* Task directions *
Return each entry exactly, with none missing.

-- START OF Data provided --

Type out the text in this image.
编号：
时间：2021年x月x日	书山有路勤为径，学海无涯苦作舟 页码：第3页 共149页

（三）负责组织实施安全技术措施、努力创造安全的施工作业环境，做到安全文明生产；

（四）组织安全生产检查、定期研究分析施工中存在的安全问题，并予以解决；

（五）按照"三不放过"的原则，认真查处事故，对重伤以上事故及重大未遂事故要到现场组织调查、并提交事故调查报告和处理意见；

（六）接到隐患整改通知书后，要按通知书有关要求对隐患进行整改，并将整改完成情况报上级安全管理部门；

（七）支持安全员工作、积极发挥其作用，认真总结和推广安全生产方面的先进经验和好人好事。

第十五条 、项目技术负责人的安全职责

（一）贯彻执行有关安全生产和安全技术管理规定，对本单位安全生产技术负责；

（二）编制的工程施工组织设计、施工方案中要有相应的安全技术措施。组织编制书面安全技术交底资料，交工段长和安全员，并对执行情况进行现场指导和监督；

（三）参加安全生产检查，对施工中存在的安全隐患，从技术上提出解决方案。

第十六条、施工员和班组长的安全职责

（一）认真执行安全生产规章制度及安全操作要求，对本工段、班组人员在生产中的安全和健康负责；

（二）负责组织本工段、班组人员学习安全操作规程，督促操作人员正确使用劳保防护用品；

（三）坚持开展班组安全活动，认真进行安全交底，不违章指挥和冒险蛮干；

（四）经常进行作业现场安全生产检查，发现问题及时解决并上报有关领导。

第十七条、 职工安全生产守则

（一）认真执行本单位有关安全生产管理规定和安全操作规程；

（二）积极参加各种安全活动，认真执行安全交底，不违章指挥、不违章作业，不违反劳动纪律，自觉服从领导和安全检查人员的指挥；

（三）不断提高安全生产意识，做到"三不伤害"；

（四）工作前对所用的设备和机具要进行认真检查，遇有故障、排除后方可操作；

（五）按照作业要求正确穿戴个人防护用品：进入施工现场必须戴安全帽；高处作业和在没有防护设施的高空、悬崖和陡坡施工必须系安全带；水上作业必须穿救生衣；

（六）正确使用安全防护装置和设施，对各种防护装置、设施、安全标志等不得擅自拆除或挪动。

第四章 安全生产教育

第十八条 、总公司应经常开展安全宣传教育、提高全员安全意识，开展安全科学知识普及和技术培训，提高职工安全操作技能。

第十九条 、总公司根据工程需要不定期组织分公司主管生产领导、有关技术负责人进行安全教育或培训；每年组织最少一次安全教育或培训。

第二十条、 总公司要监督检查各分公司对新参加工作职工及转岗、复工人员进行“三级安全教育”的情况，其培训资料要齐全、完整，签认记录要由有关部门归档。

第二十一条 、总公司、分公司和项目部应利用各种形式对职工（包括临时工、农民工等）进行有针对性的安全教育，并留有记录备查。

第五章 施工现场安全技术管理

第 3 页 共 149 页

-- END OF Data provided --

* Written response *
Type out the text in this image.
编号：
时间：2021年x月x日	书山有路勤为径，学海无涯苦作舟 页码：第3页 共149页

（三）负责组织实施安全技术措施、努力创造安全的施工作业环境，做到安全文明生产；

（四）组织安全生产检查、定期研究分析施工中存在的安全问题，并予以解决；

（五）按照"三不放过"的原则，认真查处事故，对重伤以上事故及重大未遂事故要到现场组织调查、并提交事故调查报告和处理意见；

（六）接到隐患整改通知书后，要按通知书有关要求对隐患进行整改，并将整改完成情况报上级安全管理部门；

（七）支持安全员工作、积极发挥其作用，认真总结和推广安全生产方面的先进经验和好人好事。

第十五条 、项目技术负责人的安全职责

（一）贯彻执行有关安全生产和安全技术管理规定，对本单位安全生产技术负责；

（二）编制的工程施工组织设计、施工方案中要有相应的安全技术措施。组织编制书面安全技术交底资料，交工段长和安全员，并对执行情况进行现场指导和监督；

（三）参加安全生产检查，对施工中存在的安全隐患，从技术上提出解决方案。

第十六条、施工员和班组长的安全职责

（一）认真执行安全生产规章制度及安全操作要求，对本工段、班组人员在生产中的安全和健康负责；

（二）负责组织本工段、班组人员学习安全操作规程，督促操作人员正确使用劳保防护用品；

（三）坚持开展班组安全活动，认真进行安全交底，不违章指挥和冒险蛮干；

（四）经常进行作业现场安全生产检查，发现问题及时解决并上报有关领导。

第十七条、 职工安全生产守则

（一）认真执行本单位有关安全生产管理规定和安全操作规程；

（二）积极参加各种安全活动，认真执行安全交底，不违章指挥、不违章作业，不违反劳动纪律，自觉服从领导和安全检查人员的指挥；

（三）不断提高安全生产意识，做到"三不伤害"；

（四）工作前对所用的设备和机具要进行认真检查，遇有故障、排除后方可操作；

（五）按照作业要求正确穿戴个人防护用品：进入施工现场必须戴安全帽；高处作业和在没有防护设施的高空、悬崖和陡坡施工必须系安全带；水上作业必须穿救生衣；

（六）正确使用安全防护装置和设施，对各种防护装置、设施、安全标志等不得擅自拆除或挪动。

第四章 安全生产教育

第十八条 、总公司应经常开展安全宣传教育、提高全员安全意识，开展安全科学知识普及和技术培训，提高职工安全操作技能。

第十九条 、总公司根据工程需要不定期组织分公司主管生产领导、有关技术负责人进行安全教育或培训；每年组织最少一次安全教育或培训。

第二十条、 总公司要监督检查各分公司对新参加工作职工及转岗、复工人员进行“三级安全教育”的情况，其培训资料要齐全、完整，签认记录要由有关部门归档。

第二十一条 、总公司、分公司和项目部应利用各种形式对职工（包括临时工、农民工等）进行有针对性的安全教育，并留有记录备查。

第五章 施工现场安全技术管理

第 3 页 共 149 页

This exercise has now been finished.